TO BE DONE :: Extract all lines that hold "color" from the records below.

* * *

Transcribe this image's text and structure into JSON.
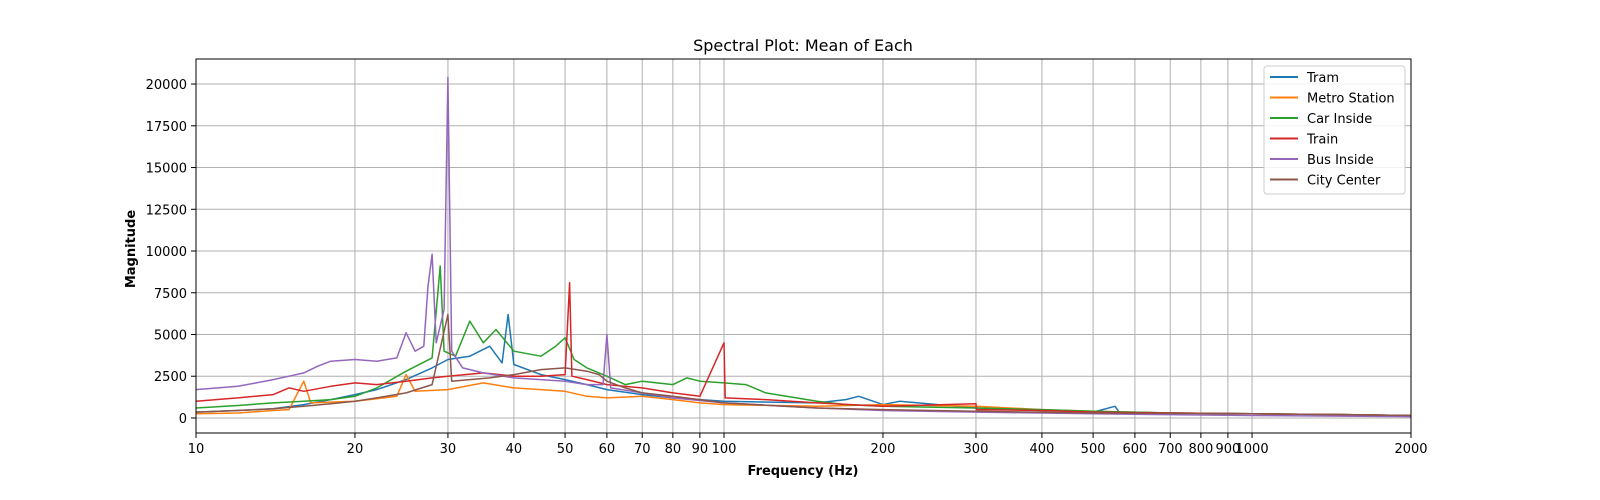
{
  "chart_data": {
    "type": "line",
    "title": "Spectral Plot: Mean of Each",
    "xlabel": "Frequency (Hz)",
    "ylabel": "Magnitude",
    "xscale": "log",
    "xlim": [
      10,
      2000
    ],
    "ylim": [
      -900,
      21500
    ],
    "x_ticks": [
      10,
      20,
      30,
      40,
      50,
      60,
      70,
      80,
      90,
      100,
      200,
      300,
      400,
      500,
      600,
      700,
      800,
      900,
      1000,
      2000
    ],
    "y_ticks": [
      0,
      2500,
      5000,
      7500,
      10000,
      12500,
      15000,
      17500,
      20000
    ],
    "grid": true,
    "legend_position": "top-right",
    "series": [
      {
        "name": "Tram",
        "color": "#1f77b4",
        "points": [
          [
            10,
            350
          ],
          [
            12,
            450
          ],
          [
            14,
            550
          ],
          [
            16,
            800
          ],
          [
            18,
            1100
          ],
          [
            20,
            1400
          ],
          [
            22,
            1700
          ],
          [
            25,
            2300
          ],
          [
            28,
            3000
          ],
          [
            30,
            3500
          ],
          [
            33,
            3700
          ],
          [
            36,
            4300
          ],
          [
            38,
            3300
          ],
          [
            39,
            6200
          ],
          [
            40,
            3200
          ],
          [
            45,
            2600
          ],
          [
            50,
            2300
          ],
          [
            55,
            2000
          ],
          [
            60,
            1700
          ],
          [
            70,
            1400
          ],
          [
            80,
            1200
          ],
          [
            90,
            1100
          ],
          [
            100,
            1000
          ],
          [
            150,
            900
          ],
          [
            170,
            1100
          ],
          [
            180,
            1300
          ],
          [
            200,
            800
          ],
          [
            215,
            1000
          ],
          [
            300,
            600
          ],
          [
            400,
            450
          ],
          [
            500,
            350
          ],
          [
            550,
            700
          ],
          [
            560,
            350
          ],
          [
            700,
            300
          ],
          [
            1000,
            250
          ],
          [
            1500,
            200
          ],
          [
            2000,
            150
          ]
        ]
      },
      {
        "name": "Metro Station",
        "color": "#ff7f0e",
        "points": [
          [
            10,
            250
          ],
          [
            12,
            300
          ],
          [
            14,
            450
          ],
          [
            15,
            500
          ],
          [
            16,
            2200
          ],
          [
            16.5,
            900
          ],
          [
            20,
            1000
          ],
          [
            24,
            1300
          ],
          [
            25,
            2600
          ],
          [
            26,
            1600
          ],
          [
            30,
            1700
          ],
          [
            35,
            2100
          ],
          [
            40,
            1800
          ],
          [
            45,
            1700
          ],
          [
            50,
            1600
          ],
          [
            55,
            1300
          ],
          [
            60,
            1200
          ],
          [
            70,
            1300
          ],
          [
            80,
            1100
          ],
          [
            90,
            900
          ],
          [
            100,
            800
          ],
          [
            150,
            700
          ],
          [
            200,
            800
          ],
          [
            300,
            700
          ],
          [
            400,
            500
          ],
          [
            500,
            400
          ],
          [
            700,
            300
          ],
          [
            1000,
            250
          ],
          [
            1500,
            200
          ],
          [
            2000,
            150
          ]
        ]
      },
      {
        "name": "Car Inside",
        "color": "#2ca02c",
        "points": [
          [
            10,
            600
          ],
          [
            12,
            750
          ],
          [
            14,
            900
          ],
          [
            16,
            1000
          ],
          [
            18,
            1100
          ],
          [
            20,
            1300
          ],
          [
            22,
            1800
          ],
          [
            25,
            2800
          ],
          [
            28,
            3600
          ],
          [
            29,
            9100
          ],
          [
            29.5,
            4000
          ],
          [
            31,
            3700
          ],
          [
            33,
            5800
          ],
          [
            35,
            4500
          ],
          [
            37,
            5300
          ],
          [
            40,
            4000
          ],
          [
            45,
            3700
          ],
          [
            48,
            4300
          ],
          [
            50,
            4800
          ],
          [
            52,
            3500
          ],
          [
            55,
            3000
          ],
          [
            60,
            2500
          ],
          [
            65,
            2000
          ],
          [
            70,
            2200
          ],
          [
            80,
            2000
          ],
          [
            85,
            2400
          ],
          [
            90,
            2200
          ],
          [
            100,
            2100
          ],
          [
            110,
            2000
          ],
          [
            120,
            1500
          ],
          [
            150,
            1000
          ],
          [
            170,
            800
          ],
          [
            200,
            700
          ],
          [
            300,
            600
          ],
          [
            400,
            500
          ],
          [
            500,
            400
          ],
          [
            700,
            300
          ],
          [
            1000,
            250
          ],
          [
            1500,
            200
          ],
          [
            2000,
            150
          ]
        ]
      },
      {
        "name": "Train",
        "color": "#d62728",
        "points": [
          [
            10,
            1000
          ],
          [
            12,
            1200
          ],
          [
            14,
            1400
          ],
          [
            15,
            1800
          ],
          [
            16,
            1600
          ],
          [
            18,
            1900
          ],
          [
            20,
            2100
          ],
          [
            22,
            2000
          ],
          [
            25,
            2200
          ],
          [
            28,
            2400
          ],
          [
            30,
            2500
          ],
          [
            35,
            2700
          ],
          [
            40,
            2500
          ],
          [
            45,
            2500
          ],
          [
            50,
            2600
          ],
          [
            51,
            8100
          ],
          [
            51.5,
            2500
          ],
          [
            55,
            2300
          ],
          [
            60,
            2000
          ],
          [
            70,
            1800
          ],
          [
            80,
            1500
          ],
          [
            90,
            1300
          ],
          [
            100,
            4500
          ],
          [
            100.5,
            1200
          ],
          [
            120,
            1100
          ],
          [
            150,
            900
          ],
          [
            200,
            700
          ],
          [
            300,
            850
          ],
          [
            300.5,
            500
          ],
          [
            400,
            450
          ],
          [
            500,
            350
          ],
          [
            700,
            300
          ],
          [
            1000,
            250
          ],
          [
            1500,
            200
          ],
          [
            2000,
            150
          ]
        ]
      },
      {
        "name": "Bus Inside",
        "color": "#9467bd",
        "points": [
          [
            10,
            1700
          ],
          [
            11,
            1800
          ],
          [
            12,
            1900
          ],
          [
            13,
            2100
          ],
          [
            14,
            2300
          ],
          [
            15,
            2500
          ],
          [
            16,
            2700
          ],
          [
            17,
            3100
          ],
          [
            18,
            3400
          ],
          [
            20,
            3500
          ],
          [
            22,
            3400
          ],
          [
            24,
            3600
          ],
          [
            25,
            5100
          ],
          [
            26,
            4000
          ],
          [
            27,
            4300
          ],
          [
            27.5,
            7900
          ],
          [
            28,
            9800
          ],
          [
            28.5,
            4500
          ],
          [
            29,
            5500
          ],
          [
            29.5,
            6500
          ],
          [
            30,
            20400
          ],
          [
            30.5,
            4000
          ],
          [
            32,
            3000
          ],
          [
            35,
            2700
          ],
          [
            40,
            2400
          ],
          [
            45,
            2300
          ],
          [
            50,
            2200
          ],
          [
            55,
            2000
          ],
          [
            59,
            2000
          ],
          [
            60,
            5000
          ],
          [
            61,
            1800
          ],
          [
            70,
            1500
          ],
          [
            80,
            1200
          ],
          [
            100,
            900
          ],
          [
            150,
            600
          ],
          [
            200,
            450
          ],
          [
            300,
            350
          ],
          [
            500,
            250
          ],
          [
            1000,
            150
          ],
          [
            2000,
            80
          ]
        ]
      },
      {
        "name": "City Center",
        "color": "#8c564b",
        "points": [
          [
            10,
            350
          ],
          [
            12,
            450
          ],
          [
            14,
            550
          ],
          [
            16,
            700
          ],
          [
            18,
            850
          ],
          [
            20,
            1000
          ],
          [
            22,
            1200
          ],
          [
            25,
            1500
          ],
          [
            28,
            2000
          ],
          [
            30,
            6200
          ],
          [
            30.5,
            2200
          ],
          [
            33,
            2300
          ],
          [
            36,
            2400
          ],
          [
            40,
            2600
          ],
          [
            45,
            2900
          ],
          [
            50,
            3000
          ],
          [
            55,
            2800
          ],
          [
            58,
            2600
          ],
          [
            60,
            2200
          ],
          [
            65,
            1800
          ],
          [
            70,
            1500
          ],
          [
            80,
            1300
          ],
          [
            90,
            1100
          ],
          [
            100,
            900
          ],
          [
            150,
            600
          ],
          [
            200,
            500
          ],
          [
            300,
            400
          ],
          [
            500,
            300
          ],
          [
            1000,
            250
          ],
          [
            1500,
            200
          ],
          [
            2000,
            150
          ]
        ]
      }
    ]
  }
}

* * *

THE RESPONSE ::
        "color": "#1f77b4",
        "color": "#ff7f0e",
        "color": "#2ca02c",
        "color": "#d62728",
        "color": "#9467bd",
        "color": "#8c564b",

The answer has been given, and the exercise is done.